**Directive**:
Return each line of the listing that contains the string "neurônios".

**Input rows**:
◇ ◇ ◇

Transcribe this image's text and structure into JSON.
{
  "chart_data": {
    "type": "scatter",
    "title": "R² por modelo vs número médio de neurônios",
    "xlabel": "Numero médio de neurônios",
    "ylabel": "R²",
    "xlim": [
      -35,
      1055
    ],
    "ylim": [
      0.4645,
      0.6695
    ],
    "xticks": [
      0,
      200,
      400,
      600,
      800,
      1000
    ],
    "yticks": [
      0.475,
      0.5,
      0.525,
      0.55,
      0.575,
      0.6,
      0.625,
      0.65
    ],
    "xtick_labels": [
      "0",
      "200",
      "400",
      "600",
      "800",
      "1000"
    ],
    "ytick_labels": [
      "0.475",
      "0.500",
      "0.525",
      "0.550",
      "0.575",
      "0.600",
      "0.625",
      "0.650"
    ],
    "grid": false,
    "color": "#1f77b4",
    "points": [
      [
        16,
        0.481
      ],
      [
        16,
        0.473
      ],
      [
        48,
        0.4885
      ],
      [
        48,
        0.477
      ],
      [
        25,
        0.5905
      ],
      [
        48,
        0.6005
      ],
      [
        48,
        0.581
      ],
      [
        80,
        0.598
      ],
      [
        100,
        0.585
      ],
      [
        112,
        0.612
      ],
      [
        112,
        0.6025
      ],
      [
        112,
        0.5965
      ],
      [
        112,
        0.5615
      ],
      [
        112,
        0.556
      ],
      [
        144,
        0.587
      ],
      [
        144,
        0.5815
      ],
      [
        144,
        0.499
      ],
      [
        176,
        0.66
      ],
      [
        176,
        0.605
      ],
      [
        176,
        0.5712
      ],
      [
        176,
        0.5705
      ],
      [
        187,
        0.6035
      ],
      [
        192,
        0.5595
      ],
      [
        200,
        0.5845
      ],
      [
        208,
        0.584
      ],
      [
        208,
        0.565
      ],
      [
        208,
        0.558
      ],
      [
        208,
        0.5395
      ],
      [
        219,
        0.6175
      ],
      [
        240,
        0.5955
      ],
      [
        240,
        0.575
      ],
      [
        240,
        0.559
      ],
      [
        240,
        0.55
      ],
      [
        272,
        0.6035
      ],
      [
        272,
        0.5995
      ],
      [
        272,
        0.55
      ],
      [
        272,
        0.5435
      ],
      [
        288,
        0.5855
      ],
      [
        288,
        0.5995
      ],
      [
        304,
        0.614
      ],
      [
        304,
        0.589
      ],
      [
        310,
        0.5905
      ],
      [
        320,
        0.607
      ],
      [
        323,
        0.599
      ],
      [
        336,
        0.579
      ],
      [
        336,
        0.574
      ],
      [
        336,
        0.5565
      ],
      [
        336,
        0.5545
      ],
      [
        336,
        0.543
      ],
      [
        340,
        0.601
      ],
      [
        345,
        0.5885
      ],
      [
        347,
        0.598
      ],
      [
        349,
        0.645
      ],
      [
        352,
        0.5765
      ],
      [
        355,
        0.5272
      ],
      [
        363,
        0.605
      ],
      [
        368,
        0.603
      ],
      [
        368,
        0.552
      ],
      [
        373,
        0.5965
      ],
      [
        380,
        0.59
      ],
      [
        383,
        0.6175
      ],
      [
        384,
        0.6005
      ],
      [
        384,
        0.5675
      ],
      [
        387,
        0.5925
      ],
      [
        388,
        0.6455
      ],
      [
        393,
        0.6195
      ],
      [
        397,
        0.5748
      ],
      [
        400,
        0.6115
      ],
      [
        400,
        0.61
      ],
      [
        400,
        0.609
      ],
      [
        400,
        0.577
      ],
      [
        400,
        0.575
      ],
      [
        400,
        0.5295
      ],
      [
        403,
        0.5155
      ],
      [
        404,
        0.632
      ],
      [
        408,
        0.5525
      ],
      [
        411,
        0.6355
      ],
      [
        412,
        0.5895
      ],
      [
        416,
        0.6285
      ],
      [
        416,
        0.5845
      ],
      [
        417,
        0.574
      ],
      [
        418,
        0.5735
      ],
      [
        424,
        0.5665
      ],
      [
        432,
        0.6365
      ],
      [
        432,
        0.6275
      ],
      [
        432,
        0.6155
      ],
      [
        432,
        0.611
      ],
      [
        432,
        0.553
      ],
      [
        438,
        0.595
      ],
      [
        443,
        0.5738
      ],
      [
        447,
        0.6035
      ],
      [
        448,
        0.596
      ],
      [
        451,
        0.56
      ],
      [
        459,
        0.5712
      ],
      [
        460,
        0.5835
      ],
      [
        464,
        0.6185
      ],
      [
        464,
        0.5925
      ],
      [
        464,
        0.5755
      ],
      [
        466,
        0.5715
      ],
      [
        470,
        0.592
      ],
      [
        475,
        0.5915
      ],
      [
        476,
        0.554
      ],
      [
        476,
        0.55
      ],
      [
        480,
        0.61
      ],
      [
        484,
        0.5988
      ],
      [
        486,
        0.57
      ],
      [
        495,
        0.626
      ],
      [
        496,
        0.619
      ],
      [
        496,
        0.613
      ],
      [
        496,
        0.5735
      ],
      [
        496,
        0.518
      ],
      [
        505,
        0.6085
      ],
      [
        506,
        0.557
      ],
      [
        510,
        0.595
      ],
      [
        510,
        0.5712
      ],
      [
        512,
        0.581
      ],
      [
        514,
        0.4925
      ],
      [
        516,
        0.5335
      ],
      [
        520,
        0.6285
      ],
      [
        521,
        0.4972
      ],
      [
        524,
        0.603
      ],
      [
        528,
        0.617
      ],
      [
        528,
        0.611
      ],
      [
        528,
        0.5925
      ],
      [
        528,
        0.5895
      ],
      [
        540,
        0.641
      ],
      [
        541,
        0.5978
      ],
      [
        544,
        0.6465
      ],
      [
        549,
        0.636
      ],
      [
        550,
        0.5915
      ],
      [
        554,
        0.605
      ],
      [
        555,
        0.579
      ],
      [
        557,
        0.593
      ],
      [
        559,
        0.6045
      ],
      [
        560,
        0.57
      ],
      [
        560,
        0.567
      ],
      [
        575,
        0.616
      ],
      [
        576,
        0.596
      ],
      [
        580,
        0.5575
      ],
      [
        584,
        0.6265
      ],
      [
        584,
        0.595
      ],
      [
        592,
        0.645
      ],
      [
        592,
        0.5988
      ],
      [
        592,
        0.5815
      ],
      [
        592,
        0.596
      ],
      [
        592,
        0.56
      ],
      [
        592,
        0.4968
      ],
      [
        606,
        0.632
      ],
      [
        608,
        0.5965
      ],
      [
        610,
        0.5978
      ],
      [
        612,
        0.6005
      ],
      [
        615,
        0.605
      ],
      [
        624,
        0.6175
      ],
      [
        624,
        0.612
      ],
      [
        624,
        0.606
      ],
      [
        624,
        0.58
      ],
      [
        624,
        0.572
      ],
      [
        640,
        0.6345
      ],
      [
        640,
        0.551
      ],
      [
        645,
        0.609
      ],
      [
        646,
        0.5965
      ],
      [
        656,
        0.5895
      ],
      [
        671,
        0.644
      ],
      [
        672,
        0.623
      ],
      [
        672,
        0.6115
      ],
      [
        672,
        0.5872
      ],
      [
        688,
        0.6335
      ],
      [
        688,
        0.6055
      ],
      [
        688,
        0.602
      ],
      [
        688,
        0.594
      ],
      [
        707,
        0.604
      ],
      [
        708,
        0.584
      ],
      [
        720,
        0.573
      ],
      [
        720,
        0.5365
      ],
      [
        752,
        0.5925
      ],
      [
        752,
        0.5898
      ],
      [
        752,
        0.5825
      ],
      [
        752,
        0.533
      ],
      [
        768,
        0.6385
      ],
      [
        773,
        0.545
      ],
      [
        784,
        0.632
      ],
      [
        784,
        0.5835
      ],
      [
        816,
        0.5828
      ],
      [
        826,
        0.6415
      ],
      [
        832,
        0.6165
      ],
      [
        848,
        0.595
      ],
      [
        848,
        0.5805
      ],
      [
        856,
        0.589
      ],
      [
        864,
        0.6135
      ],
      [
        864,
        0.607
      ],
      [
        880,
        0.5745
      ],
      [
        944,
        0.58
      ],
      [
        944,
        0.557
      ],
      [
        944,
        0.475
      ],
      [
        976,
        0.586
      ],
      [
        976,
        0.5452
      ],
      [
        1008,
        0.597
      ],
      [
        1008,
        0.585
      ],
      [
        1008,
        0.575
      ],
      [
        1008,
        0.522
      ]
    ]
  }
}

◇ ◇ ◇

**Correct response**:
    "title": "R² por modelo vs número médio de neurônios",
    "xlabel": "Numero médio de neurônios",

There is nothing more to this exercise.